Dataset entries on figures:
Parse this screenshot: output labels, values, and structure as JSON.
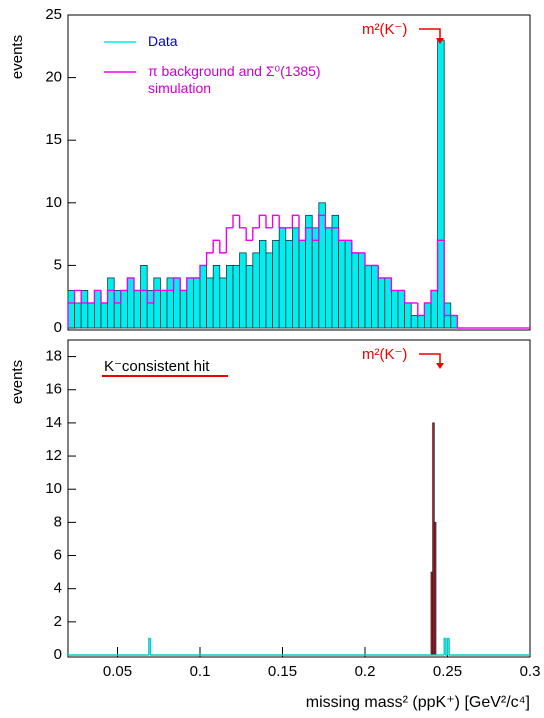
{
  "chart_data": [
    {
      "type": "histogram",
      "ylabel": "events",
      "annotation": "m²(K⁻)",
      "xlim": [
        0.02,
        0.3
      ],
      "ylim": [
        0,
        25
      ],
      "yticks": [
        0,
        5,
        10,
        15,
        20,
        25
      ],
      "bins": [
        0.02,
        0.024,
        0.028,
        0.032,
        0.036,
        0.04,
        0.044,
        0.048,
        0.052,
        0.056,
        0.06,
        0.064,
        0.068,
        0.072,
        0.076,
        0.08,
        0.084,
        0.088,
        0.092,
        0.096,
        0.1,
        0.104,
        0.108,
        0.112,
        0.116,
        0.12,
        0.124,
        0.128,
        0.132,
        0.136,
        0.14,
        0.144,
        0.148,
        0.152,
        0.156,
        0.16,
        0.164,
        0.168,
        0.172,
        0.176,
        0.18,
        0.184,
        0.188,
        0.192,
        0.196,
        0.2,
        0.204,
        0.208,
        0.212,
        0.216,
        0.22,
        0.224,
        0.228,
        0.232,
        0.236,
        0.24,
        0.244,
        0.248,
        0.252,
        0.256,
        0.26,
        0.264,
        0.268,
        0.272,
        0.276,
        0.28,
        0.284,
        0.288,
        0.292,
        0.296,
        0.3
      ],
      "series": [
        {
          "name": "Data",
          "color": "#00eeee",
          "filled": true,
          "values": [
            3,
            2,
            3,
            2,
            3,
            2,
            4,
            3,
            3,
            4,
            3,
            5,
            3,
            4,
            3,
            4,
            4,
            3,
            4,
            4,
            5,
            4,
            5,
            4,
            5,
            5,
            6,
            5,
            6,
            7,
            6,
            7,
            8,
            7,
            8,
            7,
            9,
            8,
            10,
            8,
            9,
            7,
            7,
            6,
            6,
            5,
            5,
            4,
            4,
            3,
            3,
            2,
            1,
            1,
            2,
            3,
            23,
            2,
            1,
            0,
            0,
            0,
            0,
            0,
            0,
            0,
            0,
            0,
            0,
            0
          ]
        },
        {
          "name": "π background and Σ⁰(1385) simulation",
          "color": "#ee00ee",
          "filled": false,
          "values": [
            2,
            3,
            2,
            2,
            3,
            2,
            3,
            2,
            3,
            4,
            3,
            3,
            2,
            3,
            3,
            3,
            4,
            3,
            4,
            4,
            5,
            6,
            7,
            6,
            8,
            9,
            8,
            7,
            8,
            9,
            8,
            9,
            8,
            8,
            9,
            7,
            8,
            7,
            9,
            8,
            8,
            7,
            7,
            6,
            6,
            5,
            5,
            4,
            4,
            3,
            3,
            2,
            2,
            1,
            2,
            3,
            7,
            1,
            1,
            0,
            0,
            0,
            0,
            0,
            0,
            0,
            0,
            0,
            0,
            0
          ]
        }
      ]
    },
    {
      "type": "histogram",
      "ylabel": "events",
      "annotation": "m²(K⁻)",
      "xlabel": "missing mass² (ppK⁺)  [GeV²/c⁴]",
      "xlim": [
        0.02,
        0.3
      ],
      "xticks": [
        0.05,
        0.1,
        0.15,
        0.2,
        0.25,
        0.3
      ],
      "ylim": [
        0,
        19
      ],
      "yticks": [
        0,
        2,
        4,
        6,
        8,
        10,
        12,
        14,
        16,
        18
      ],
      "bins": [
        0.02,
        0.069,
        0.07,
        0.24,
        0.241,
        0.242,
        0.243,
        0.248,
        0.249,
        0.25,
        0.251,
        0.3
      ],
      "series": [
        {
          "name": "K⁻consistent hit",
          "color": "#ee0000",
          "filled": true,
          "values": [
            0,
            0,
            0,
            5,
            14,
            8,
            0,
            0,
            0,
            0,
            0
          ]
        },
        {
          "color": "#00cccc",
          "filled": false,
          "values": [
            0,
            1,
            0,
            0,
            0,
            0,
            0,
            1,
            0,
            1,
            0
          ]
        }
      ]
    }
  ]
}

Written exercise —
The records above are to be quoted exactly, with all pictures left out.

Full answer —
Parse this screenshot: output labels, values, and structure as JSON.
{
  "chart_data": [
    {
      "type": "histogram",
      "ylabel": "events",
      "annotation": "m²(K⁻)",
      "xlim": [
        0.02,
        0.3
      ],
      "ylim": [
        0,
        25
      ],
      "yticks": [
        0,
        5,
        10,
        15,
        20,
        25
      ],
      "bins": [
        0.02,
        0.024,
        0.028,
        0.032,
        0.036,
        0.04,
        0.044,
        0.048,
        0.052,
        0.056,
        0.06,
        0.064,
        0.068,
        0.072,
        0.076,
        0.08,
        0.084,
        0.088,
        0.092,
        0.096,
        0.1,
        0.104,
        0.108,
        0.112,
        0.116,
        0.12,
        0.124,
        0.128,
        0.132,
        0.136,
        0.14,
        0.144,
        0.148,
        0.152,
        0.156,
        0.16,
        0.164,
        0.168,
        0.172,
        0.176,
        0.18,
        0.184,
        0.188,
        0.192,
        0.196,
        0.2,
        0.204,
        0.208,
        0.212,
        0.216,
        0.22,
        0.224,
        0.228,
        0.232,
        0.236,
        0.24,
        0.244,
        0.248,
        0.252,
        0.256,
        0.26,
        0.264,
        0.268,
        0.272,
        0.276,
        0.28,
        0.284,
        0.288,
        0.292,
        0.296,
        0.3
      ],
      "series": [
        {
          "name": "Data",
          "color": "#00eeee",
          "filled": true,
          "values": [
            3,
            2,
            3,
            2,
            3,
            2,
            4,
            3,
            3,
            4,
            3,
            5,
            3,
            4,
            3,
            4,
            4,
            3,
            4,
            4,
            5,
            4,
            5,
            4,
            5,
            5,
            6,
            5,
            6,
            7,
            6,
            7,
            8,
            7,
            8,
            7,
            9,
            8,
            10,
            8,
            9,
            7,
            7,
            6,
            6,
            5,
            5,
            4,
            4,
            3,
            3,
            2,
            1,
            1,
            2,
            3,
            23,
            2,
            1,
            0,
            0,
            0,
            0,
            0,
            0,
            0,
            0,
            0,
            0,
            0
          ]
        },
        {
          "name": "π background and Σ⁰(1385) simulation",
          "color": "#ee00ee",
          "filled": false,
          "values": [
            2,
            3,
            2,
            2,
            3,
            2,
            3,
            2,
            3,
            4,
            3,
            3,
            2,
            3,
            3,
            3,
            4,
            3,
            4,
            4,
            5,
            6,
            7,
            6,
            8,
            9,
            8,
            7,
            8,
            9,
            8,
            9,
            8,
            8,
            9,
            7,
            8,
            7,
            9,
            8,
            8,
            7,
            7,
            6,
            6,
            5,
            5,
            4,
            4,
            3,
            3,
            2,
            2,
            1,
            2,
            3,
            7,
            1,
            1,
            0,
            0,
            0,
            0,
            0,
            0,
            0,
            0,
            0,
            0,
            0
          ]
        }
      ]
    },
    {
      "type": "histogram",
      "ylabel": "events",
      "annotation": "m²(K⁻)",
      "xlabel": "missing mass² (ppK⁺)  [GeV²/c⁴]",
      "xlim": [
        0.02,
        0.3
      ],
      "xticks": [
        0.05,
        0.1,
        0.15,
        0.2,
        0.25,
        0.3
      ],
      "ylim": [
        0,
        19
      ],
      "yticks": [
        0,
        2,
        4,
        6,
        8,
        10,
        12,
        14,
        16,
        18
      ],
      "bins": [
        0.02,
        0.069,
        0.07,
        0.24,
        0.241,
        0.242,
        0.243,
        0.248,
        0.249,
        0.25,
        0.251,
        0.3
      ],
      "series": [
        {
          "name": "K⁻consistent hit",
          "color": "#ee0000",
          "filled": true,
          "values": [
            0,
            0,
            0,
            5,
            14,
            8,
            0,
            0,
            0,
            0,
            0
          ]
        },
        {
          "color": "#00cccc",
          "filled": false,
          "values": [
            0,
            1,
            0,
            0,
            0,
            0,
            0,
            1,
            0,
            1,
            0
          ]
        }
      ]
    }
  ]
}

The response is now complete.